▶ _Task goal_
From the listing that follows, output everything exactly except the pictures.

▶ _Task inputs_
****************
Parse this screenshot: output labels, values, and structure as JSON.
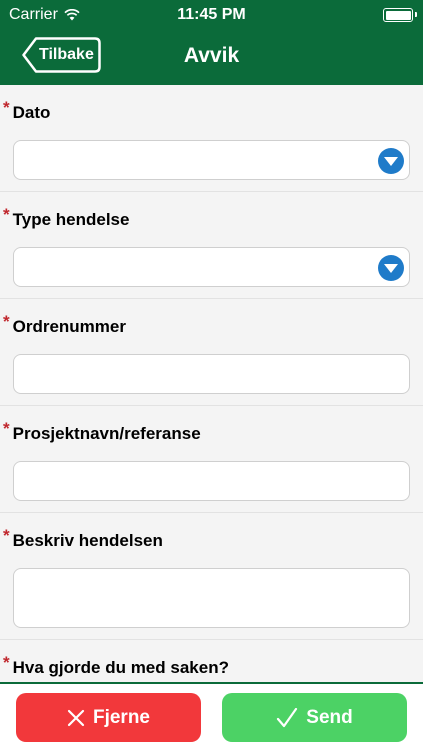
{
  "status_bar": {
    "carrier": "Carrier",
    "time": "11:45 PM"
  },
  "nav": {
    "back_label": "Tilbake",
    "title": "Avvik"
  },
  "form": {
    "fields": [
      {
        "label": "Dato",
        "required_mark": "*",
        "type": "select",
        "value": ""
      },
      {
        "label": "Type hendelse",
        "required_mark": "*",
        "type": "select",
        "value": ""
      },
      {
        "label": "Ordrenummer",
        "required_mark": "*",
        "type": "text",
        "value": ""
      },
      {
        "label": "Prosjektnavn/referanse",
        "required_mark": "*",
        "type": "text",
        "value": ""
      },
      {
        "label": "Beskriv hendelsen",
        "required_mark": "*",
        "type": "textarea",
        "value": ""
      },
      {
        "label": "Hva gjorde du med saken?",
        "required_mark": "*",
        "type": "textarea",
        "value": ""
      }
    ]
  },
  "actions": {
    "remove_label": "Fjerne",
    "send_label": "Send"
  },
  "colors": {
    "header": "#0b6b3a",
    "required_star": "#c0272d",
    "dropdown": "#1f7bc9",
    "remove": "#f2383b",
    "send": "#4cd265"
  },
  "icons": [
    "wifi-icon",
    "battery-icon",
    "back-chevron-icon",
    "chevron-down-icon",
    "x-icon",
    "checkmark-icon"
  ]
}
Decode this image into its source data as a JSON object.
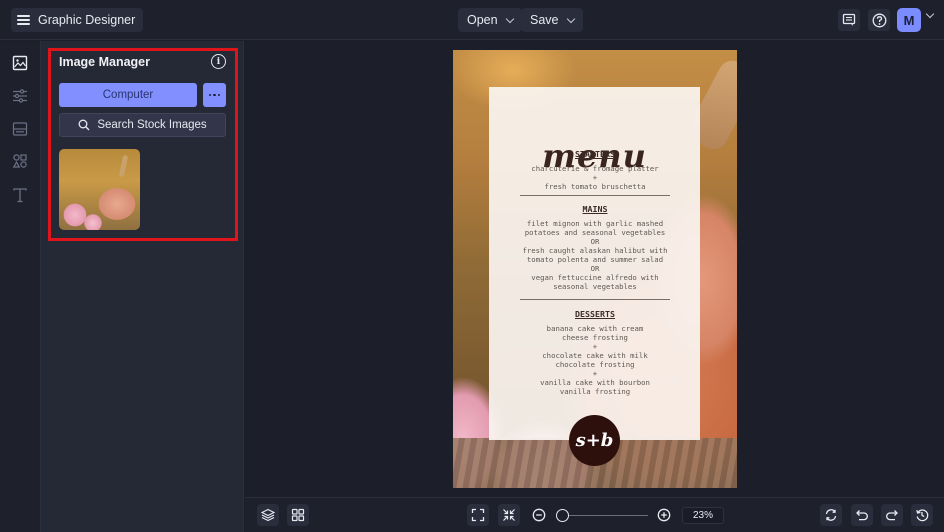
{
  "header": {
    "app_title": "Graphic Designer",
    "open_label": "Open",
    "save_label": "Save",
    "avatar_initial": "M",
    "icons": [
      "menu-icon",
      "feedback-icon",
      "help-icon",
      "chevron-down-icon"
    ]
  },
  "rail": {
    "items": [
      {
        "name": "images",
        "icon": "image-icon",
        "active": true
      },
      {
        "name": "adjustments",
        "icon": "sliders-icon",
        "active": false
      },
      {
        "name": "layouts",
        "icon": "layout-icon",
        "active": false
      },
      {
        "name": "graphics",
        "icon": "shapes-icon",
        "active": false
      },
      {
        "name": "text",
        "icon": "text-icon",
        "active": false
      }
    ]
  },
  "panel": {
    "title": "Image Manager",
    "computer_label": "Computer",
    "stock_label": "Search Stock Images",
    "thumbnails": [
      {
        "alt": "pumpkin with pink flowers"
      }
    ],
    "highlight_color": "#e0141b"
  },
  "canvas": {
    "menu": {
      "title": "menu",
      "sections": [
        {
          "heading": "STARTERS",
          "lines": [
            "charcuterie & fromage platter",
            "+",
            "fresh tomato bruschetta"
          ]
        },
        {
          "heading": "MAINS",
          "lines": [
            "filet mignon with garlic mashed",
            "potatoes and seasonal vegetables",
            "OR",
            "fresh caught alaskan halibut with",
            "tomato polenta and summer salad",
            "OR",
            "vegan fettuccine alfredo with",
            "seasonal vegetables"
          ]
        },
        {
          "heading": "DESSERTS",
          "lines": [
            "banana cake with cream",
            "cheese frosting",
            "+",
            "chocolate cake with milk",
            "chocolate frosting",
            "+",
            "vanilla cake with bourbon",
            "vanilla frosting"
          ]
        }
      ],
      "logo_text": "s+b"
    }
  },
  "footer": {
    "zoom_percent": "23%",
    "zoom_value": 23,
    "accent": "#8290ff"
  }
}
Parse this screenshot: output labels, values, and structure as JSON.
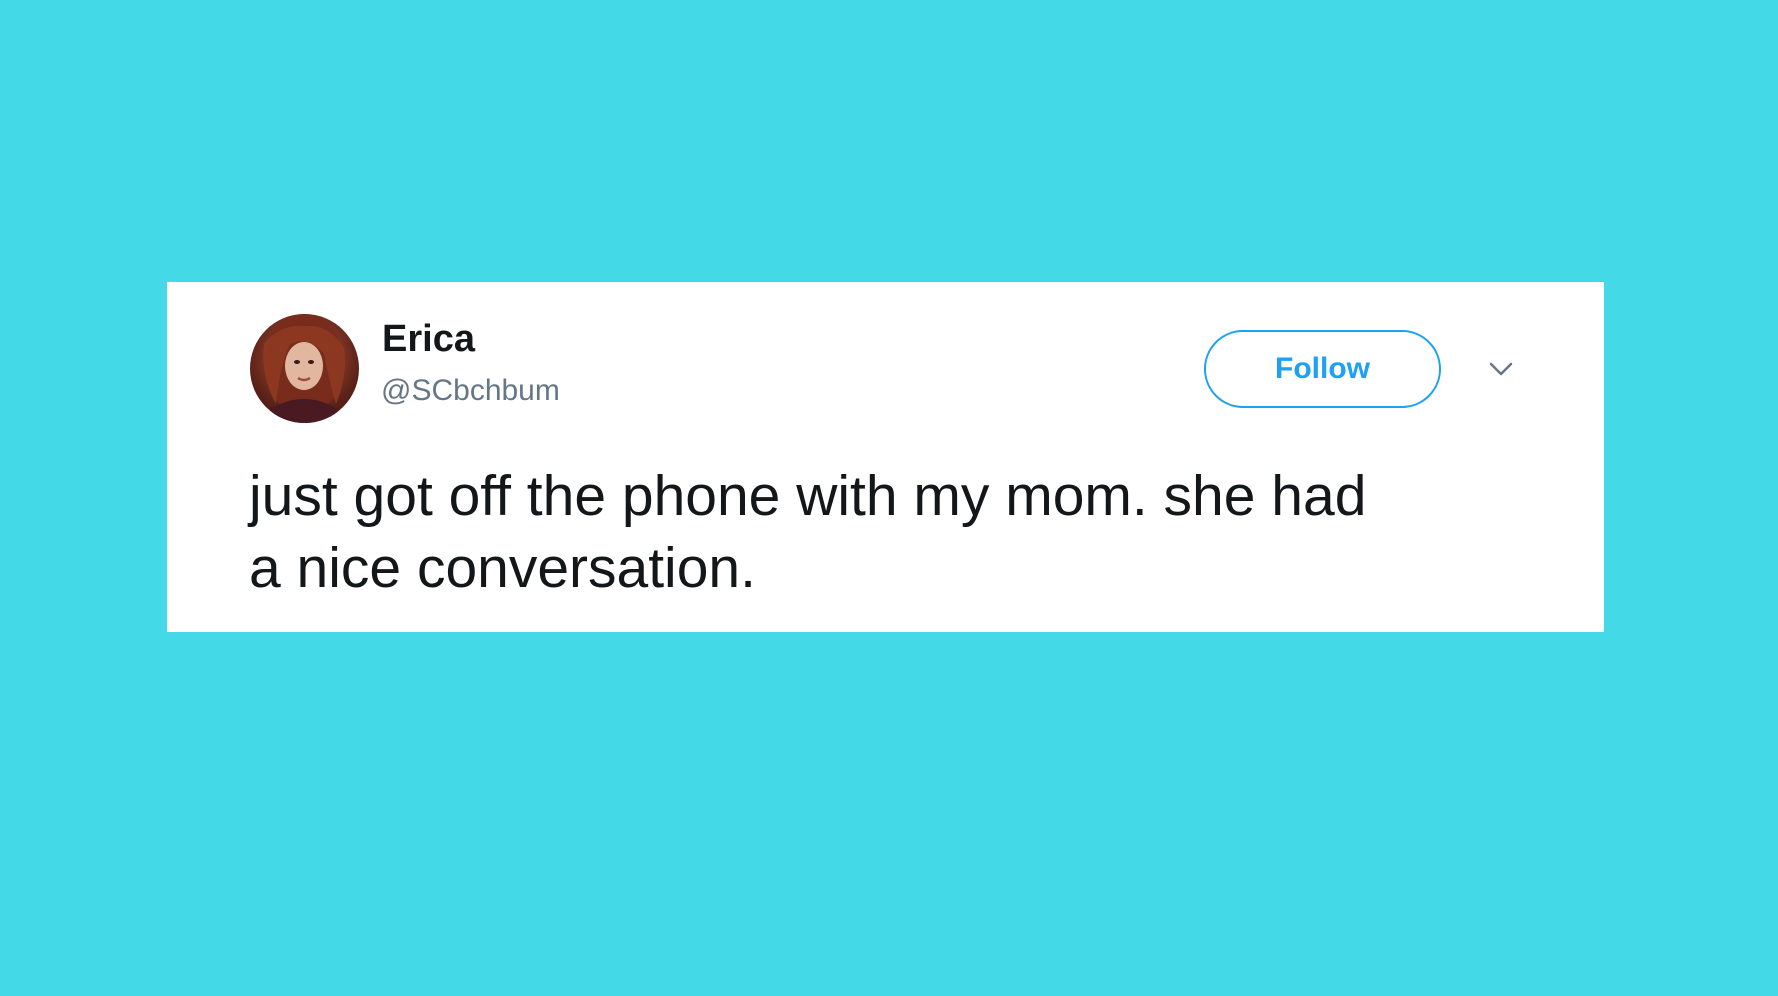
{
  "colors": {
    "background": "#44d9e6",
    "card": "#ffffff",
    "accent": "#1da1f2",
    "text_primary": "#14171a",
    "text_secondary": "#657786"
  },
  "tweet": {
    "author": {
      "name": "Erica",
      "handle": "@SCbchbum",
      "avatar_icon": "profile-photo"
    },
    "follow_label": "Follow",
    "menu_icon": "chevron-down-icon",
    "text_line1": "just got off the phone with my mom. she had",
    "text_line2": "a nice conversation."
  }
}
****************
▶ _Written response_
Parse this screenshot: output labels, values, and structure as JSON.
{
  "status_bar": {
    "carrier": "Carrier",
    "time": "11:45 PM"
  },
  "nav": {
    "back_label": "Tilbake",
    "title": "Avvik"
  },
  "form": {
    "fields": [
      {
        "label": "Dato",
        "required_mark": "*",
        "type": "select",
        "value": ""
      },
      {
        "label": "Type hendelse",
        "required_mark": "*",
        "type": "select",
        "value": ""
      },
      {
        "label": "Ordrenummer",
        "required_mark": "*",
        "type": "text",
        "value": ""
      },
      {
        "label": "Prosjektnavn/referanse",
        "required_mark": "*",
        "type": "text",
        "value": ""
      },
      {
        "label": "Beskriv hendelsen",
        "required_mark": "*",
        "type": "textarea",
        "value": ""
      },
      {
        "label": "Hva gjorde du med saken?",
        "required_mark": "*",
        "type": "textarea",
        "value": ""
      }
    ]
  },
  "actions": {
    "remove_label": "Fjerne",
    "send_label": "Send"
  },
  "colors": {
    "header": "#0b6b3a",
    "required_star": "#c0272d",
    "dropdown": "#1f7bc9",
    "remove": "#f2383b",
    "send": "#4cd265"
  },
  "icons": [
    "wifi-icon",
    "battery-icon",
    "back-chevron-icon",
    "chevron-down-icon",
    "x-icon",
    "checkmark-icon"
  ]
}
Decode this image into its source data as a JSON object.
{
  "header": {
    "app_title": "Graphic Designer",
    "open_label": "Open",
    "save_label": "Save",
    "avatar_initial": "M",
    "icons": [
      "menu-icon",
      "feedback-icon",
      "help-icon",
      "chevron-down-icon"
    ]
  },
  "rail": {
    "items": [
      {
        "name": "images",
        "icon": "image-icon",
        "active": true
      },
      {
        "name": "adjustments",
        "icon": "sliders-icon",
        "active": false
      },
      {
        "name": "layouts",
        "icon": "layout-icon",
        "active": false
      },
      {
        "name": "graphics",
        "icon": "shapes-icon",
        "active": false
      },
      {
        "name": "text",
        "icon": "text-icon",
        "active": false
      }
    ]
  },
  "panel": {
    "title": "Image Manager",
    "computer_label": "Computer",
    "stock_label": "Search Stock Images",
    "thumbnails": [
      {
        "alt": "pumpkin with pink flowers"
      }
    ],
    "highlight_color": "#e0141b"
  },
  "canvas": {
    "menu": {
      "title": "menu",
      "sections": [
        {
          "heading": "STARTERS",
          "lines": [
            "charcuterie & fromage platter",
            "+",
            "fresh tomato bruschetta"
          ]
        },
        {
          "heading": "MAINS",
          "lines": [
            "filet mignon with garlic mashed",
            "potatoes and seasonal vegetables",
            "OR",
            "fresh caught alaskan halibut with",
            "tomato polenta and summer salad",
            "OR",
            "vegan fettuccine alfredo with",
            "seasonal vegetables"
          ]
        },
        {
          "heading": "DESSERTS",
          "lines": [
            "banana cake with cream",
            "cheese frosting",
            "+",
            "chocolate cake with milk",
            "chocolate frosting",
            "+",
            "vanilla cake with bourbon",
            "vanilla frosting"
          ]
        }
      ],
      "logo_text": "s+b"
    }
  },
  "footer": {
    "zoom_percent": "23%",
    "zoom_value": 23,
    "accent": "#8290ff"
  }
}
Parse this screenshot: output labels, values, and structure as JSON.
{
  "colors": {
    "background": "#44d9e6",
    "card": "#ffffff",
    "accent": "#1da1f2",
    "text_primary": "#14171a",
    "text_secondary": "#657786"
  },
  "tweet": {
    "author": {
      "name": "Erica",
      "handle": "@SCbchbum",
      "avatar_icon": "profile-photo"
    },
    "follow_label": "Follow",
    "menu_icon": "chevron-down-icon",
    "text_line1": "just got off the phone with my mom. she had",
    "text_line2": "a nice conversation."
  }
}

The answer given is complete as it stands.